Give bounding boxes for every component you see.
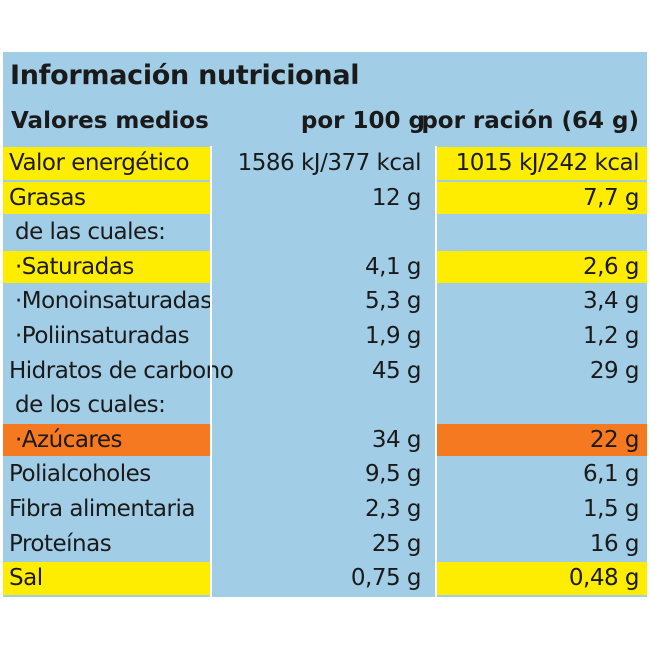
row-label: ·Monoinsaturadas [15,288,212,315]
row-label: ·Poliinsaturadas [15,322,190,349]
row-highlight [437,181,647,215]
row-highlight [437,147,647,180]
row-label: Grasas [9,184,86,211]
table-row: Sal 0,75 g 0,48 g [3,561,647,596]
row-value-per100: 1,9 g [365,322,422,349]
row-value-serving: 3,4 g [583,288,640,315]
nutrition-panel [3,52,647,597]
row-highlight [3,423,211,457]
table-row: de los cuales: [3,388,647,423]
row-value-per100: 0,75 g [350,565,422,592]
row-highlight [437,562,647,595]
row-label: de las cuales: [15,219,166,246]
table-row: ·Monoinsaturadas 5,3 g 3,4 g [3,284,647,319]
row-label: de los cuales: [15,392,166,419]
row-label: Fibra alimentaria [9,495,195,522]
table-row: Valor energético 1586 kJ/377 kcal 1015 kJ/… [3,146,647,181]
row-value-serving: 16 g [589,530,640,557]
row-highlight [3,181,211,215]
row-value-serving: 2,6 g [583,253,640,280]
row-value-per100: 45 g [371,357,422,384]
row-label: ·Azúcares [15,426,123,453]
row-value-per100: 2,3 g [365,495,422,522]
table-row: de las cuales: [3,215,647,250]
row-value-serving: 1015 kJ/242 kcal [455,150,640,176]
row-value-per100: 9,5 g [365,461,422,488]
table-row: ·Azúcares 34 g 22 g [3,423,647,458]
row-label: Sal [9,565,43,592]
row-value-serving: 1,5 g [583,495,640,522]
page-title: Información nutricional [10,60,360,91]
row-highlight [437,250,647,284]
table-row: Hidratos de carbono 45 g 29 g [3,354,647,389]
row-value-serving: 0,48 g [568,565,640,592]
row-label: Proteínas [9,530,112,557]
row-value-serving: 29 g [589,357,640,384]
row-highlight [3,147,211,180]
nutrition-table: Valor energético 1586 kJ/377 kcal 1015 kJ/… [3,146,647,596]
table-row: ·Saturadas 4,1 g 2,6 g [3,250,647,285]
row-label: Hidratos de carbono [9,357,234,384]
row-value-per100: 1586 kJ/377 kcal [237,150,422,176]
row-value-serving: 7,7 g [583,184,640,211]
row-label: Polialcoholes [9,461,151,488]
row-highlight [437,423,647,457]
table-row: Proteínas 25 g 16 g [3,527,647,562]
header-per100: por 100 g [300,108,425,134]
row-value-per100: 34 g [371,426,422,453]
table-row: Grasas 12 g 7,7 g [3,181,647,216]
row-highlight [3,250,211,284]
table-header: Valores medios por 100 g por ración (64 … [3,102,647,140]
row-value-serving: 6,1 g [583,461,640,488]
column-divider [435,146,437,597]
row-value-per100: 25 g [371,530,422,557]
row-value-per100: 12 g [371,184,422,211]
column-divider [210,146,212,597]
row-value-serving: 22 g [589,426,640,453]
row-value-serving: 1,2 g [583,322,640,349]
row-label: ·Saturadas [15,253,134,280]
header-label: Valores medios [11,108,209,134]
table-row: Fibra alimentaria 2,3 g 1,5 g [3,492,647,527]
table-row: Polialcoholes 9,5 g 6,1 g [3,457,647,492]
table-row: ·Poliinsaturadas 1,9 g 1,2 g [3,319,647,354]
row-highlight [3,562,211,595]
row-label: Valor energético [9,150,190,176]
row-value-per100: 4,1 g [365,253,422,280]
row-value-per100: 5,3 g [365,288,422,315]
header-serving: por ración (64 g) [421,108,639,134]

□ □ □

### [Objective]
Recast the data above as a numbered list with one line per item, omitting any blank lines and leaving out the picture placeholder.

### [Answer to the task]
1. Give bounding boxes for every component you see.
2. row-label: ·Monoinsaturadas [15,288,212,315]
3. row-label: ·Poliinsaturadas [15,322,190,349]
4. row-highlight [437,181,647,215]
5. row-highlight [437,147,647,180]
6. row-label: Grasas [9,184,86,211]
7. table-row: Sal 0,75 g 0,48 g [3,561,647,596]
8. row-value-per100: 1,9 g [365,322,422,349]
9. row-value-serving: 3,4 g [583,288,640,315]
10. nutrition-panel [3,52,647,597]
11. row-highlight [3,423,211,457]
12. table-row: de los cuales: [3,388,647,423]
13. row-value-per100: 0,75 g [350,565,422,592]
14. row-highlight [437,562,647,595]
15. row-label: de las cuales: [15,219,166,246]
16. table-row: ·Monoinsaturadas 5,3 g 3,4 g [3,284,647,319]
17. row-label: de los cuales: [15,392,166,419]
18. row-label: Fibra alimentaria [9,495,195,522]
19. table-row: Valor energético 1586 kJ/377 kcal 1015 kJ/… [3,146,647,181]
20. row-value-serving: 16 g [589,530,640,557]
21. row-highlight [3,181,211,215]
22. row-value-serving: 2,6 g [583,253,640,280]
23. row-value-per100: 45 g [371,357,422,384]
24. row-label: ·Azúcares [15,426,123,453]
25. row-value-per100: 2,3 g [365,495,422,522]
26. table-row: de las cuales: [3,215,647,250]
27. row-value-serving: 1015 kJ/242 kcal [455,150,640,176]
28. row-value-per100: 9,5 g [365,461,422,488]
29. table-row: ·Azúcares 34 g 22 g [3,423,647,458]
30. row-label: Sal [9,565,43,592]
31. row-value-serving: 1,5 g [583,495,640,522]
32. page-title: Información nutricional [10,60,360,91]
33. row-highlight [437,250,647,284]
34. table-row: Hidratos de carbono 45 g 29 g [3,354,647,389]
35. row-value-serving: 0,48 g [568,565,640,592]
36. row-label: Proteínas [9,530,112,557]
37. row-value-serving: 29 g [589,357,640,384]
38. row-highlight [3,147,211,180]
39. nutrition-table: Valor energético 1586 kJ/377 kcal 1015 kJ/… [3,146,647,596]
40. table-row: ·Saturadas 4,1 g 2,6 g [3,250,647,285]
41. row-label: Hidratos de carbono [9,357,234,384]
42. row-value-per100: 1586 kJ/377 kcal [237,150,422,176]
43. row-value-serving: 7,7 g [583,184,640,211]
44. row-label: Polialcoholes [9,461,151,488]
45. row-highlight [437,423,647,457]
46. table-row: Proteínas 25 g 16 g [3,527,647,562]
47. header-per100: por 100 g [300,108,425,134]
48. row-value-per100: 34 g [371,426,422,453]
49. table-row: Grasas 12 g 7,7 g [3,181,647,216]
50. row-highlight [3,250,211,284]
51. table-header: Valores medios por 100 g por ración (64 … [3,102,647,140]
52. row-value-serving: 6,1 g [583,461,640,488]
53. column-divider [435,146,437,597]
54. row-value-per100: 25 g [371,530,422,557]
55. row-value-per100: 12 g [371,184,422,211]
56. column-divider [210,146,212,597]
57. row-value-serving: 22 g [589,426,640,453]
58. row-value-serving: 1,2 g [583,322,640,349]
59. row-label: ·Saturadas [15,253,134,280]
60. header-label: Valores medios [11,108,209,134]
61. table-row: Fibra alimentaria 2,3 g 1,5 g [3,492,647,527]
62. table-row: Polialcoholes 9,5 g 6,1 g [3,457,647,492]
63. table-row: ·Poliinsaturadas 1,9 g 1,2 g [3,319,647,354]
64. row-highlight [3,562,211,595]
65. row-label: Valor energético [9,150,190,176]
66. row-value-per100: 4,1 g [365,253,422,280]
67. row-value-per100: 5,3 g [365,288,422,315]
68. header-serving: por ración (64 g) [421,108,639,134]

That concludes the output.